Entries:
-- Start --

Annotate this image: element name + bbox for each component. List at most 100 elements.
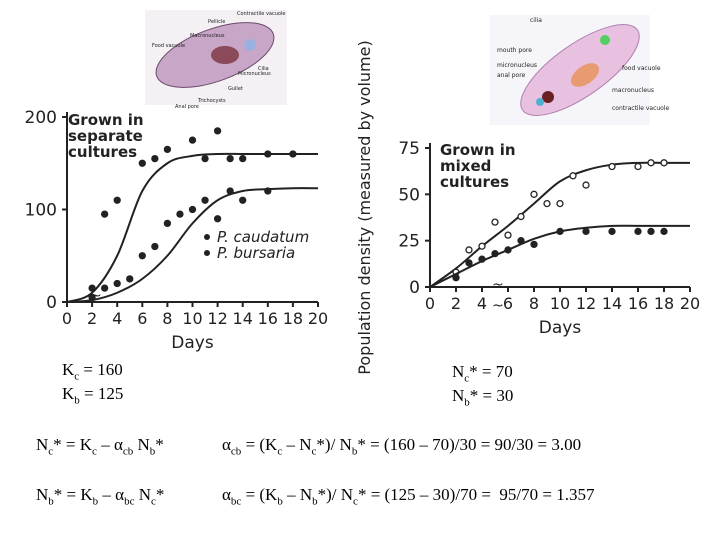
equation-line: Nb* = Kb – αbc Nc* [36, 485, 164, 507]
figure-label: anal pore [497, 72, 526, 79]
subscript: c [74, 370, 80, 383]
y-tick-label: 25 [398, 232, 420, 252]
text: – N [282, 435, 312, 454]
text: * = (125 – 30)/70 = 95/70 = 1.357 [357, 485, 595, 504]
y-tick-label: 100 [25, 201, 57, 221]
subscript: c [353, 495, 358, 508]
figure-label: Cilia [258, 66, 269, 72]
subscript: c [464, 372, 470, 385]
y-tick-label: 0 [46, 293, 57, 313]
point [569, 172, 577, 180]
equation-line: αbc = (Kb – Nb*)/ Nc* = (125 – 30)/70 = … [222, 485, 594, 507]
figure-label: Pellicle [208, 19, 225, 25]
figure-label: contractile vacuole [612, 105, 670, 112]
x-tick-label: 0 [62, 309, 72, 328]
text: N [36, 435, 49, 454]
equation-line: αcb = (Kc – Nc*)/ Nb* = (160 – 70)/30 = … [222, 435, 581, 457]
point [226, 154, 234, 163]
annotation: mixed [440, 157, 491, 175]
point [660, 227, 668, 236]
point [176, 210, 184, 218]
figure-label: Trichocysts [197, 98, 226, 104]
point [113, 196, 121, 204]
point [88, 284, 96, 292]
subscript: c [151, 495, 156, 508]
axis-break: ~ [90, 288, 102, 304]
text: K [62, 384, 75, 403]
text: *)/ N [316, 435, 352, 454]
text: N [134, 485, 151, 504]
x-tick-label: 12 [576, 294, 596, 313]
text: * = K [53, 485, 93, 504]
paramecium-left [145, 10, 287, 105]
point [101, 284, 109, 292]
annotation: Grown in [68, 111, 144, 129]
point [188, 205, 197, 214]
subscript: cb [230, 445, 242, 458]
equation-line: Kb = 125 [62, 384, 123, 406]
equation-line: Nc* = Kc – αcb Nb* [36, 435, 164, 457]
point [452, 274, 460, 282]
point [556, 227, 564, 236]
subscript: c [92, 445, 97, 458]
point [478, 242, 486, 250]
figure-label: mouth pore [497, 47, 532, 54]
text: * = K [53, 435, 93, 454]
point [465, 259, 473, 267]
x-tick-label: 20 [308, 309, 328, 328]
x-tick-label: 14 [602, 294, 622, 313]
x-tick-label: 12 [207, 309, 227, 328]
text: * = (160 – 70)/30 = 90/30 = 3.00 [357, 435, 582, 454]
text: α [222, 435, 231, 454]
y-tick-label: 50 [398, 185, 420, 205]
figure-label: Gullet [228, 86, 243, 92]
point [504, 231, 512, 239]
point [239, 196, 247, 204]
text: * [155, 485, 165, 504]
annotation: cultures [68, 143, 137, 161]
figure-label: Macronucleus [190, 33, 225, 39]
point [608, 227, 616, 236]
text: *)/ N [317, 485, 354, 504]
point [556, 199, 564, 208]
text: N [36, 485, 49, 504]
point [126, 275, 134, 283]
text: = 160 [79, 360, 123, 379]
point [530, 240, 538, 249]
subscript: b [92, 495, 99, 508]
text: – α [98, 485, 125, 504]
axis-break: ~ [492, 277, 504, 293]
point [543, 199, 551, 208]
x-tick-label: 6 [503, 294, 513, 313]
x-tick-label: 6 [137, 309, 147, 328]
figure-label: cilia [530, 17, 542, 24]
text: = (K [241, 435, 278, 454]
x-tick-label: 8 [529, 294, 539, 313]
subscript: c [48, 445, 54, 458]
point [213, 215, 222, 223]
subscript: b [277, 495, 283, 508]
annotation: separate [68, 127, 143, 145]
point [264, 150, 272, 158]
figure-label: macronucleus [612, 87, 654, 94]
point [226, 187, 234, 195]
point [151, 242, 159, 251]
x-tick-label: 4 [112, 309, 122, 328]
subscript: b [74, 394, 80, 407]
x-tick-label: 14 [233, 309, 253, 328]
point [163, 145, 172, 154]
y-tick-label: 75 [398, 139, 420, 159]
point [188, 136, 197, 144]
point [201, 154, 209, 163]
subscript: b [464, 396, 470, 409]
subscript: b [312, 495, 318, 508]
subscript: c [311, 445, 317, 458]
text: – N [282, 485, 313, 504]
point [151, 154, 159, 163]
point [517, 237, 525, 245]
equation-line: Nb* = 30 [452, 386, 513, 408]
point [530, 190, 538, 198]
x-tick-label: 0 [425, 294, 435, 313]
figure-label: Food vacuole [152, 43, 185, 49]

-- End --

Objective: Reproduce verbatim every line from the one containing "equation-line: Nb* = Kb" through the one containing "equation-line: αcb = (Kc", including both of those lines.

Output of the task:
equation-line: Nb* = Kb – αbc Nc* [36, 485, 164, 507]
figure-label: anal pore [497, 72, 526, 79]
subscript: c [74, 370, 80, 383]
y-tick-label: 25 [398, 232, 420, 252]
text: – N [282, 435, 312, 454]
text: * = (125 – 30)/70 = 95/70 = 1.357 [357, 485, 595, 504]
y-tick-label: 100 [25, 201, 57, 221]
subscript: c [353, 495, 358, 508]
figure-label: Cilia [258, 66, 269, 72]
subscript: c [464, 372, 470, 385]
y-tick-label: 0 [46, 293, 57, 313]
point [569, 172, 577, 180]
equation-line: αbc = (Kb – Nb*)/ Nc* = (125 – 30)/70 = … [222, 485, 594, 507]
figure-label: Pellicle [208, 19, 225, 25]
figure-label: contractile vacuole [612, 105, 670, 112]
x-tick-label: 0 [62, 309, 72, 328]
text: N [36, 435, 49, 454]
equation-line: αcb = (Kc – Nc*)/ Nb* = (160 – 70)/30 = … [222, 435, 581, 457]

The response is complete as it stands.